▸ Exercise aim
Print out every line, exactly as written.

[Collected data]
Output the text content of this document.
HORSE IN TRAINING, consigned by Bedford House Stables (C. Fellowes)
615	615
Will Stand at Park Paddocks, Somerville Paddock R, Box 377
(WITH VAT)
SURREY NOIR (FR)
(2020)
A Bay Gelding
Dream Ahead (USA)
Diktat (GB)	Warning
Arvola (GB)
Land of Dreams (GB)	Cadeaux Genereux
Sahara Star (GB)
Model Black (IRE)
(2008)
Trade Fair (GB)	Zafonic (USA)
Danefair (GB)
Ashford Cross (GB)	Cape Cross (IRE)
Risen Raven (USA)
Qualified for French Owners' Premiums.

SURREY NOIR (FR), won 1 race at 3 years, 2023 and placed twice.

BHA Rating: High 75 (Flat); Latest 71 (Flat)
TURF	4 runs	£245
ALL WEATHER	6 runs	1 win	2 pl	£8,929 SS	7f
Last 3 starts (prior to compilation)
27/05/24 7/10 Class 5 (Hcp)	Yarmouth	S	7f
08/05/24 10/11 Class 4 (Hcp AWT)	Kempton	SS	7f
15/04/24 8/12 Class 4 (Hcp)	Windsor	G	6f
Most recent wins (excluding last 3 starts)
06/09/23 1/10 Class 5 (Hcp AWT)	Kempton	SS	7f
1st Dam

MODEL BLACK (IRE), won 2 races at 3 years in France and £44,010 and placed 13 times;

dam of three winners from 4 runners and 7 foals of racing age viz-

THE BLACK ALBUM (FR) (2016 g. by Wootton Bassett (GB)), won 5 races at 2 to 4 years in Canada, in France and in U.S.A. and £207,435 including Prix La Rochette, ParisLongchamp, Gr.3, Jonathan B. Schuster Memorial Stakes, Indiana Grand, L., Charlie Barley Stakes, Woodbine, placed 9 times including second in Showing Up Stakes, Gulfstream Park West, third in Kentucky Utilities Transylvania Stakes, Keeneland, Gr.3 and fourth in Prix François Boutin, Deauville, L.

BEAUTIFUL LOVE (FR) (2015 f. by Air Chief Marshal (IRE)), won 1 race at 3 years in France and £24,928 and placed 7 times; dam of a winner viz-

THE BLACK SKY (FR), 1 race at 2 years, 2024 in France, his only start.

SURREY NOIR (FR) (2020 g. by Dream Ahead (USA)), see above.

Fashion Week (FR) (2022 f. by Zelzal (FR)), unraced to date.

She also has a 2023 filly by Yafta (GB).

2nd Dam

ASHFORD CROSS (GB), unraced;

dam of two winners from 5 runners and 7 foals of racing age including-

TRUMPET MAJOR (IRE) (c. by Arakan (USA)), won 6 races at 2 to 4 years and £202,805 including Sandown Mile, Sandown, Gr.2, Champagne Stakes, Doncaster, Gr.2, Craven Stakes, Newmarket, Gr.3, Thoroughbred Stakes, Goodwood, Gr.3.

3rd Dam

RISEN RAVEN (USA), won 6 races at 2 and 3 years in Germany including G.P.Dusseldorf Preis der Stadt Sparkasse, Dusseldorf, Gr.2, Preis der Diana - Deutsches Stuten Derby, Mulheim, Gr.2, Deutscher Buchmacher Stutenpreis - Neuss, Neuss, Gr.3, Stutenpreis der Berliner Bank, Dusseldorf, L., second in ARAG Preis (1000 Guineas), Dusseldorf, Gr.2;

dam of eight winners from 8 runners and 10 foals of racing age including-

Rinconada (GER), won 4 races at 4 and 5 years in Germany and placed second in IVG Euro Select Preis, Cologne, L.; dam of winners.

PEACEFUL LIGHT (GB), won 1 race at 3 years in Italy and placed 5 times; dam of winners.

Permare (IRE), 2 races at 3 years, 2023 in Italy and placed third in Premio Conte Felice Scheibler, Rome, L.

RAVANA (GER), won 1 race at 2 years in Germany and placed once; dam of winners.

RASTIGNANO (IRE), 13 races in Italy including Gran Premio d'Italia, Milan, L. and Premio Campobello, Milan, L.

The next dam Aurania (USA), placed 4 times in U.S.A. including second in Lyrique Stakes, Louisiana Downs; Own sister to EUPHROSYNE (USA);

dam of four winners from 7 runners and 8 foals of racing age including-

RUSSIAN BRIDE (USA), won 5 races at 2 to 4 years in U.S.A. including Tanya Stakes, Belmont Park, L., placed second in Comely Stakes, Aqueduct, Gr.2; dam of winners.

▸ Reply
Output the text content of this document.
HORSE IN TRAINING, consigned by Bedford House Stables (C. Fellowes)
615	615
Will Stand at Park Paddocks, Somerville Paddock R, Box 377
(WITH VAT)
SURREY NOIR (FR)
(2020)
A Bay Gelding
Dream Ahead (USA)
Diktat (GB)	Warning
Arvola (GB)
Land of Dreams (GB)	Cadeaux Genereux
Sahara Star (GB)
Model Black (IRE)
(2008)
Trade Fair (GB)	Zafonic (USA)
Danefair (GB)
Ashford Cross (GB)	Cape Cross (IRE)
Risen Raven (USA)
Qualified for French Owners' Premiums.

SURREY NOIR (FR), won 1 race at 3 years, 2023 and placed twice.

BHA Rating: High 75 (Flat); Latest 71 (Flat)
TURF	4 runs	£245
ALL WEATHER	6 runs	1 win	2 pl	£8,929 SS	7f
Last 3 starts (prior to compilation)
27/05/24 7/10 Class 5 (Hcp)	Yarmouth	S	7f
08/05/24 10/11 Class 4 (Hcp AWT)	Kempton	SS	7f
15/04/24 8/12 Class 4 (Hcp)	Windsor	G	6f
Most recent wins (excluding last 3 starts)
06/09/23 1/10 Class 5 (Hcp AWT)	Kempton	SS	7f
1st Dam

MODEL BLACK (IRE), won 2 races at 3 years in France and £44,010 and placed 13 times;

dam of three winners from 4 runners and 7 foals of racing age viz-

THE BLACK ALBUM (FR) (2016 g. by Wootton Bassett (GB)), won 5 races at 2 to 4 years in Canada, in France and in U.S.A. and £207,435 including Prix La Rochette, ParisLongchamp, Gr.3, Jonathan B. Schuster Memorial Stakes, Indiana Grand, L., Charlie Barley Stakes, Woodbine, placed 9 times including second in Showing Up Stakes, Gulfstream Park West, third in Kentucky Utilities Transylvania Stakes, Keeneland, Gr.3 and fourth in Prix François Boutin, Deauville, L.

BEAUTIFUL LOVE (FR) (2015 f. by Air Chief Marshal (IRE)), won 1 race at 3 years in France and £24,928 and placed 7 times; dam of a winner viz-

THE BLACK SKY (FR), 1 race at 2 years, 2024 in France, his only start.

SURREY NOIR (FR) (2020 g. by Dream Ahead (USA)), see above.

Fashion Week (FR) (2022 f. by Zelzal (FR)), unraced to date.

She also has a 2023 filly by Yafta (GB).

2nd Dam

ASHFORD CROSS (GB), unraced;

dam of two winners from 5 runners and 7 foals of racing age including-

TRUMPET MAJOR (IRE) (c. by Arakan (USA)), won 6 races at 2 to 4 years and £202,805 including Sandown Mile, Sandown, Gr.2, Champagne Stakes, Doncaster, Gr.2, Craven Stakes, Newmarket, Gr.3, Thoroughbred Stakes, Goodwood, Gr.3.

3rd Dam

RISEN RAVEN (USA), won 6 races at 2 and 3 years in Germany including G.P.Dusseldorf Preis der Stadt Sparkasse, Dusseldorf, Gr.2, Preis der Diana - Deutsches Stuten Derby, Mulheim, Gr.2, Deutscher Buchmacher Stutenpreis - Neuss, Neuss, Gr.3, Stutenpreis der Berliner Bank, Dusseldorf, L., second in ARAG Preis (1000 Guineas), Dusseldorf, Gr.2;

dam of eight winners from 8 runners and 10 foals of racing age including-

Rinconada (GER), won 4 races at 4 and 5 years in Germany and placed second in IVG Euro Select Preis, Cologne, L.; dam of winners.

PEACEFUL LIGHT (GB), won 1 race at 3 years in Italy and placed 5 times; dam of winners.

Permare (IRE), 2 races at 3 years, 2023 in Italy and placed third in Premio Conte Felice Scheibler, Rome, L.

RAVANA (GER), won 1 race at 2 years in Germany and placed once; dam of winners.

RASTIGNANO (IRE), 13 races in Italy including Gran Premio d'Italia, Milan, L. and Premio Campobello, Milan, L.

The next dam Aurania (USA), placed 4 times in U.S.A. including second in Lyrique Stakes, Louisiana Downs; Own sister to EUPHROSYNE (USA);

dam of four winners from 7 runners and 8 foals of racing age including-

RUSSIAN BRIDE (USA), won 5 races at 2 to 4 years in U.S.A. including Tanya Stakes, Belmont Park, L., placed second in Comely Stakes, Aqueduct, Gr.2; dam of winners.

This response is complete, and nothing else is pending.